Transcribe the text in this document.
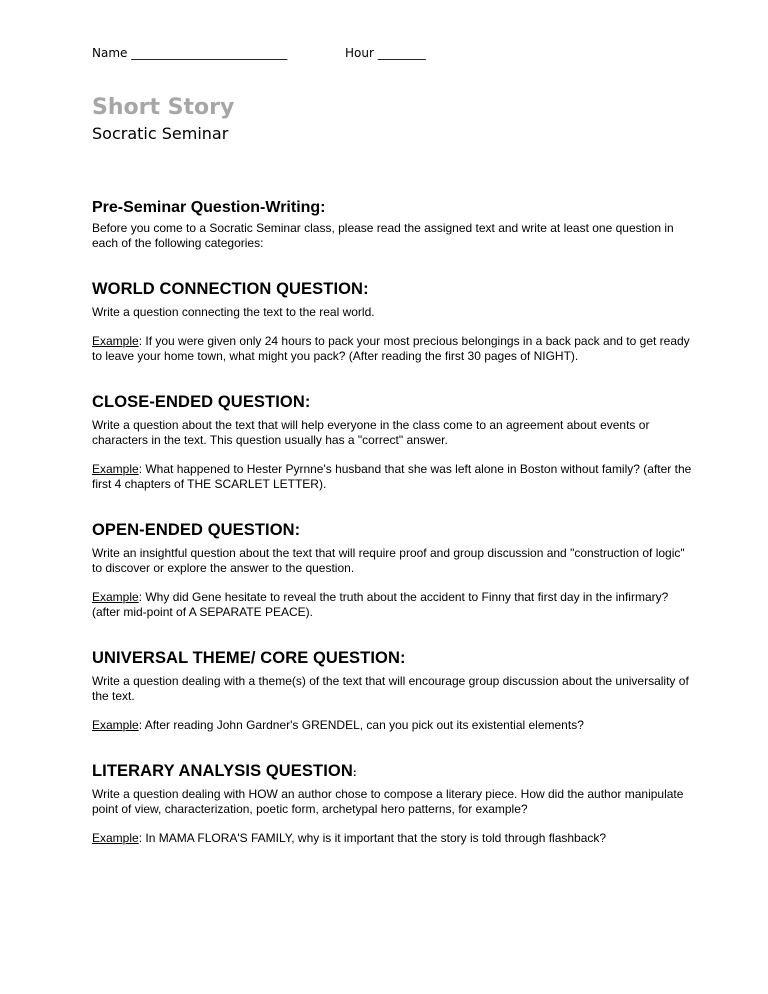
Name __________________________	Hour ________
Short Story

Socratic Seminar

Pre-Seminar Question-Writing:

Before you come to a Socratic Seminar class, please read the assigned text and write at least one question in each of the following categories:

WORLD CONNECTION QUESTION:

Write a question connecting the text to the real world.

Example: If you were given only 24 hours to pack your most precious belongings in a back pack and to get ready to leave your home town, what might you pack? (After reading the first 30 pages of NIGHT).

CLOSE-ENDED QUESTION:

Write a question about the text that will help everyone in the class come to an agreement about events or characters in the text. This question usually has a "correct" answer.

Example: What happened to Hester Pyrnne's husband that she was left alone in Boston without family? (after the first 4 chapters of THE SCARLET LETTER).

OPEN-ENDED QUESTION:

Write an insightful question about the text that will require proof and group discussion and "construction of logic" to discover or explore the answer to the question.

Example: Why did Gene hesitate to reveal the truth about the accident to Finny that first day in the infirmary? (after mid-point of A SEPARATE PEACE).

UNIVERSAL THEME/ CORE QUESTION:

Write a question dealing with a theme(s) of the text that will encourage group discussion about the universality of the text.

Example: After reading John Gardner's GRENDEL, can you pick out its existential elements?

LITERARY ANALYSIS QUESTION:

Write a question dealing with HOW an author chose to compose a literary piece. How did the author manipulate point of view, characterization, poetic form, archetypal hero patterns, for example?

Example: In MAMA FLORA'S FAMILY, why is it important that the story is told through flashback?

+ + + + +

ASSIGNMENT
Copy down every line of the entries containing the word "come".

YOUR RESPONSE
Before you come to a Socratic Seminar class, please read the assigned text and write at least one question in each of the following categories:
Write a question about the text that will help everyone in the class come to an agreement about events or characters in the text. This question usually has a "correct" answer.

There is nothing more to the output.